- [Work required]:
Collect all the lines that mention the word "this".

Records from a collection
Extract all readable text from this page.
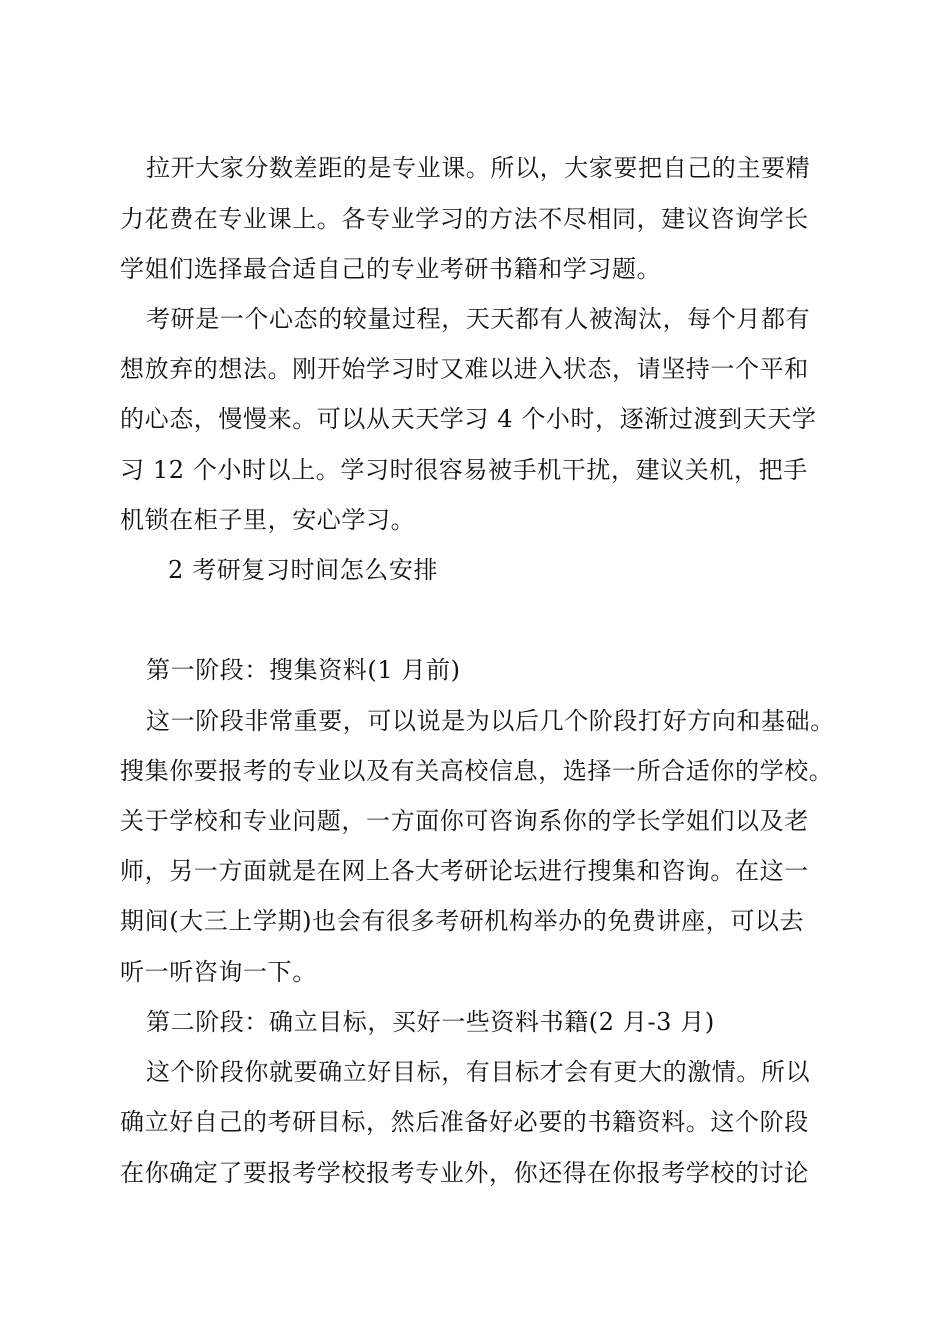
拉开大家分数差距的是专业课。所以，大家要把自己的主要精
力花费在专业课上。各专业学习的方法不尽相同，建议咨询学长
学姐们选择最合适自己的专业考研书籍和学习题。
考研是一个心态的较量过程，天天都有人被淘汰，每个月都有
想放弃的想法。刚开始学习时又难以进入状态，请坚持一个平和
的心态，慢慢来。可以从天天学习 4 个小时，逐渐过渡到天天学
习 12 个小时以上。学习时很容易被手机干扰，建议关机，把手
机锁在柜子里，安心学习。
2 考研复习时间怎么安排
第一阶段：搜集资料(1 月前)
这一阶段非常重要，可以说是为以后几个阶段打好方向和基础。
搜集你要报考的专业以及有关高校信息，选择一所合适你的学校。
关于学校和专业问题，一方面你可咨询系你的学长学姐们以及老
师，另一方面就是在网上各大考研论坛进行搜集和咨询。在这一
期间(大三上学期)也会有很多考研机构举办的免费讲座，可以去
听一听咨询一下。
第二阶段：确立目标，买好一些资料书籍(2 月-3 月)
这个阶段你就要确立好目标，有目标才会有更大的激情。所以
确立好自己的考研目标，然后准备好必要的书籍资料。这个阶段
在你确定了要报考学校报考专业外，你还得在你报考学校的讨论
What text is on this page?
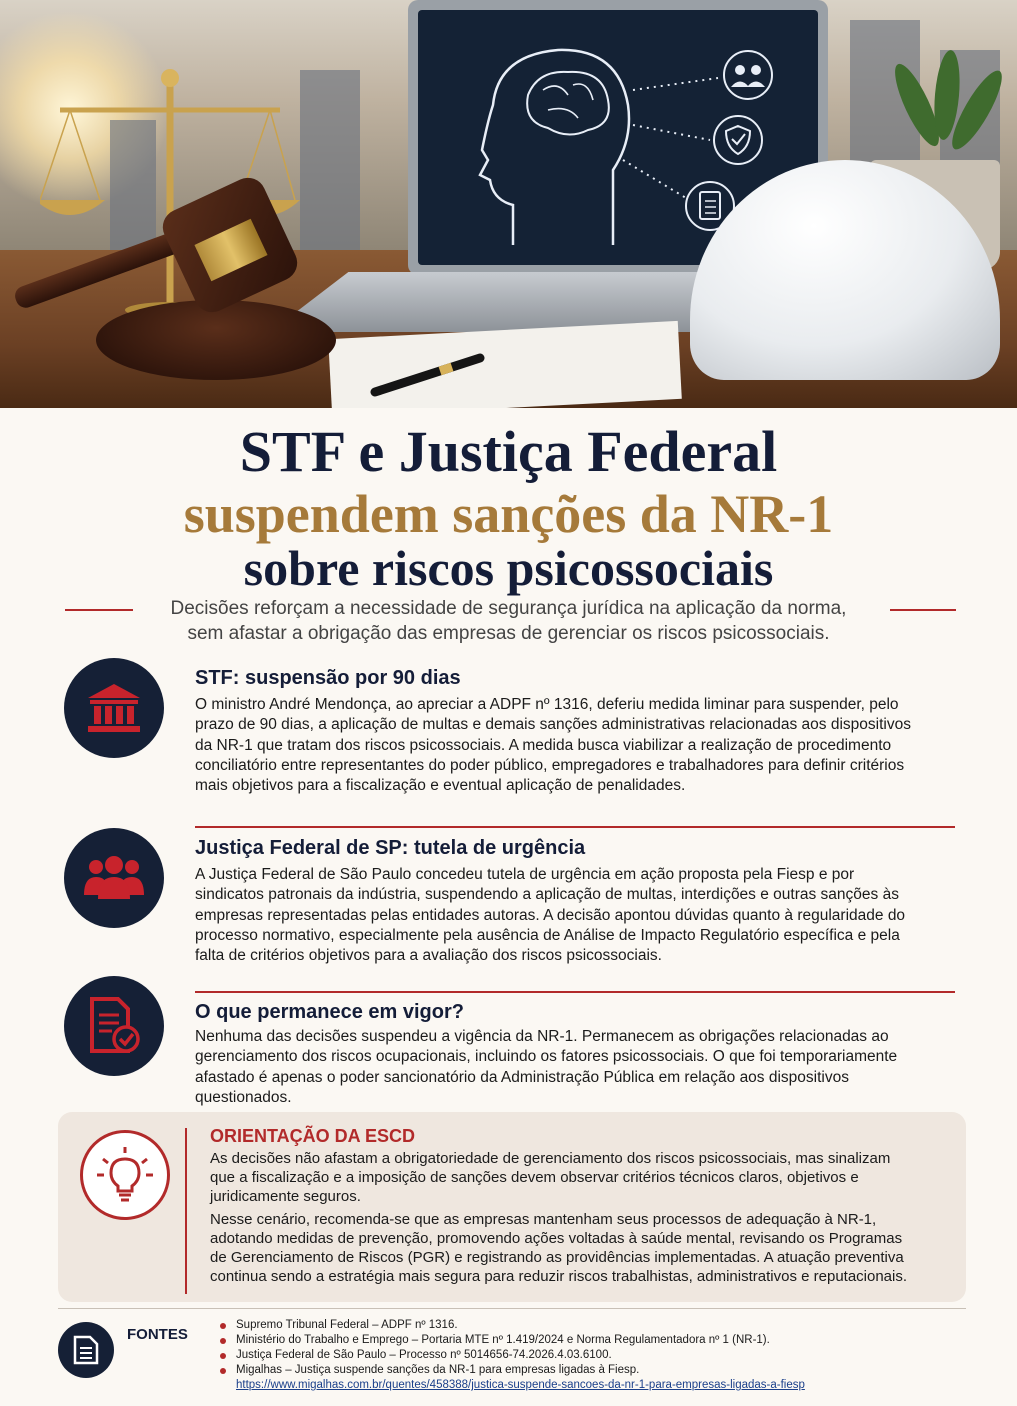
STF e Justiça Federal
suspendem sanções da NR-1
sobre riscos psicossociais
Decisões reforçam a necessidade de segurança jurídica na aplicação da norma,
sem afastar a obrigação das empresas de gerenciar os riscos psicossociais.
STF: suspensão por 90 dias
O ministro André Mendonça, ao apreciar a ADPF nº 1316, deferiu medida liminar para suspender, pelo prazo de 90 dias, a aplicação de multas e demais sanções administrativas relacionadas aos dispositivos da NR-1 que tratam dos riscos psicossociais. A medida busca viabilizar a realização de procedimento conciliatório entre representantes do poder público, empregadores e trabalhadores para definir critérios mais objetivos para a fiscalização e eventual aplicação de penalidades.
Justiça Federal de SP: tutela de urgência
A Justiça Federal de São Paulo concedeu tutela de urgência em ação proposta pela Fiesp e por sindicatos patronais da indústria, suspendendo a aplicação de multas, interdições e outras sanções às empresas representadas pelas entidades autoras. A decisão apontou dúvidas quanto à regularidade do processo normativo, especialmente pela ausência de Análise de Impacto Regulatório específica e pela falta de critérios objetivos para a avaliação dos riscos psicossociais.
O que permanece em vigor?
Nenhuma das decisões suspendeu a vigência da NR-1. Permanecem as obrigações relacionadas ao gerenciamento dos riscos ocupacionais, incluindo os fatores psicossociais. O que foi temporariamente afastado é apenas o poder sancionatório da Administração Pública em relação aos dispositivos questionados.
ORIENTAÇÃO DA ESCD
As decisões não afastam a obrigatoriedade de gerenciamento dos riscos psicossociais, mas sinalizam que a fiscalização e a imposição de sanções devem observar critérios técnicos claros, objetivos e juridicamente seguros.
Nesse cenário, recomenda-se que as empresas mantenham seus processos de adequação à NR-1, adotando medidas de prevenção, promovendo ações voltadas à saúde mental, revisando os Programas de Gerenciamento de Riscos (PGR) e registrando as providências implementadas. A atuação preventiva continua sendo a estratégia mais segura para reduzir riscos trabalhistas, administrativos e reputacionais.
FONTES
Supremo Tribunal Federal – ADPF nº 1316.
Ministério do Trabalho e Emprego – Portaria MTE nº 1.419/2024 e Norma Regulamentadora nº 1 (NR-1).
Justiça Federal de São Paulo – Processo nº 5014656-74.2026.4.03.6100.
Migalhas – Justiça suspende sanções da NR-1 para empresas ligadas à Fiesp.
https://www.migalhas.com.br/quentes/458388/justica-suspende-sancoes-da-nr-1-para-empresas-ligadas-a-fiesp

- [The result]:
Extract all readable text from this page.
What text is on this page?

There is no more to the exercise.